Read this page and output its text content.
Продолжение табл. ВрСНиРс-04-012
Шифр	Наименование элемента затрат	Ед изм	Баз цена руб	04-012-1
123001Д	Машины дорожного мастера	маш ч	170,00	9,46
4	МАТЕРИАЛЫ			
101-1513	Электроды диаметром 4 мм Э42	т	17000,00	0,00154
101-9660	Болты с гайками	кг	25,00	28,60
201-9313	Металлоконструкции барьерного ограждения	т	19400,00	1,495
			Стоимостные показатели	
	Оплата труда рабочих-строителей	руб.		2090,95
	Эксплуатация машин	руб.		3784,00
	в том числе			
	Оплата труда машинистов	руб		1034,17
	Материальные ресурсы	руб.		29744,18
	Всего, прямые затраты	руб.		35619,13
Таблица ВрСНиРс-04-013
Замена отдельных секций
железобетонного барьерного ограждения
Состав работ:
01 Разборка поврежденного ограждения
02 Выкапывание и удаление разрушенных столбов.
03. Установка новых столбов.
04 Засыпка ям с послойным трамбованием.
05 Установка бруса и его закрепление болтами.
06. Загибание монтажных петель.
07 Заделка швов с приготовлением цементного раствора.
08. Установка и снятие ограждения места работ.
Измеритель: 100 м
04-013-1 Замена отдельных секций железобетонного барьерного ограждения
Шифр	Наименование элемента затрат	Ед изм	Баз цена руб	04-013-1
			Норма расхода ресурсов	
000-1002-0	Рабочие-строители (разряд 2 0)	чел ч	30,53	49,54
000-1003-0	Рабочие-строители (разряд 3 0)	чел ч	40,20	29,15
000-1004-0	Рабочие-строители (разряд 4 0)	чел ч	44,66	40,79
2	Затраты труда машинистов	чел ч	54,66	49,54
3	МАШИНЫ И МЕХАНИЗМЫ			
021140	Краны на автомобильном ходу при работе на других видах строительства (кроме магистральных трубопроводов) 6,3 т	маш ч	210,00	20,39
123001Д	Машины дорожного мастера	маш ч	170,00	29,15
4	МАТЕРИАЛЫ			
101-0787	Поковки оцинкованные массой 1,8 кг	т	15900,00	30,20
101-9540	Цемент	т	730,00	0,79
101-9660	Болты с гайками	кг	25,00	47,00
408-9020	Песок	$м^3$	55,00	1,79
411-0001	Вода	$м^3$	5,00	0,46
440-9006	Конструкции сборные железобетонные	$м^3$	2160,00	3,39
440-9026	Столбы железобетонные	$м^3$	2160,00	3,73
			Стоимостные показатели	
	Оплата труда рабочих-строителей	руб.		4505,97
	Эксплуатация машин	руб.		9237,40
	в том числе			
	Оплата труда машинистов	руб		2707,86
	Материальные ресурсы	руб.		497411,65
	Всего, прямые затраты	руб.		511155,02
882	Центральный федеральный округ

****

Challenge: The lines above should be duplicated exactly.

Written response:
Read this page and output its text content.
Продолжение табл. ВрСНиРс-04-012
Шифр	Наименование элемента затрат	Ед изм	Баз цена руб	04-012-1
123001Д	Машины дорожного мастера	маш ч	170,00	9,46
4	МАТЕРИАЛЫ			
101-1513	Электроды диаметром 4 мм Э42	т	17000,00	0,00154
101-9660	Болты с гайками	кг	25,00	28,60
201-9313	Металлоконструкции барьерного ограждения	т	19400,00	1,495
			Стоимостные показатели	
	Оплата труда рабочих-строителей	руб.		2090,95
	Эксплуатация машин	руб.		3784,00
	в том числе			
	Оплата труда машинистов	руб		1034,17
	Материальные ресурсы	руб.		29744,18
	Всего, прямые затраты	руб.		35619,13
Таблица ВрСНиРс-04-013
Замена отдельных секций
железобетонного барьерного ограждения
Состав работ:
01 Разборка поврежденного ограждения
02 Выкапывание и удаление разрушенных столбов.
03. Установка новых столбов.
04 Засыпка ям с послойным трамбованием.
05 Установка бруса и его закрепление болтами.
06. Загибание монтажных петель.
07 Заделка швов с приготовлением цементного раствора.
08. Установка и снятие ограждения места работ.
Измеритель: 100 м
04-013-1 Замена отдельных секций железобетонного барьерного ограждения
Шифр	Наименование элемента затрат	Ед изм	Баз цена руб	04-013-1
			Норма расхода ресурсов	
000-1002-0	Рабочие-строители (разряд 2 0)	чел ч	30,53	49,54
000-1003-0	Рабочие-строители (разряд 3 0)	чел ч	40,20	29,15
000-1004-0	Рабочие-строители (разряд 4 0)	чел ч	44,66	40,79
2	Затраты труда машинистов	чел ч	54,66	49,54
3	МАШИНЫ И МЕХАНИЗМЫ			
021140	Краны на автомобильном ходу при работе на других видах строительства (кроме магистральных трубопроводов) 6,3 т	маш ч	210,00	20,39
123001Д	Машины дорожного мастера	маш ч	170,00	29,15
4	МАТЕРИАЛЫ			
101-0787	Поковки оцинкованные массой 1,8 кг	т	15900,00	30,20
101-9540	Цемент	т	730,00	0,79
101-9660	Болты с гайками	кг	25,00	47,00
408-9020	Песок	$м^3$	55,00	1,79
411-0001	Вода	$м^3$	5,00	0,46
440-9006	Конструкции сборные железобетонные	$м^3$	2160,00	3,39
440-9026	Столбы железобетонные	$м^3$	2160,00	3,73
			Стоимостные показатели	
	Оплата труда рабочих-строителей	руб.		4505,97
	Эксплуатация машин	руб.		9237,40
	в том числе			
	Оплата труда машинистов	руб		2707,86
	Материальные ресурсы	руб.		497411,65
	Всего, прямые затраты	руб.		511155,02
882	Центральный федеральный округ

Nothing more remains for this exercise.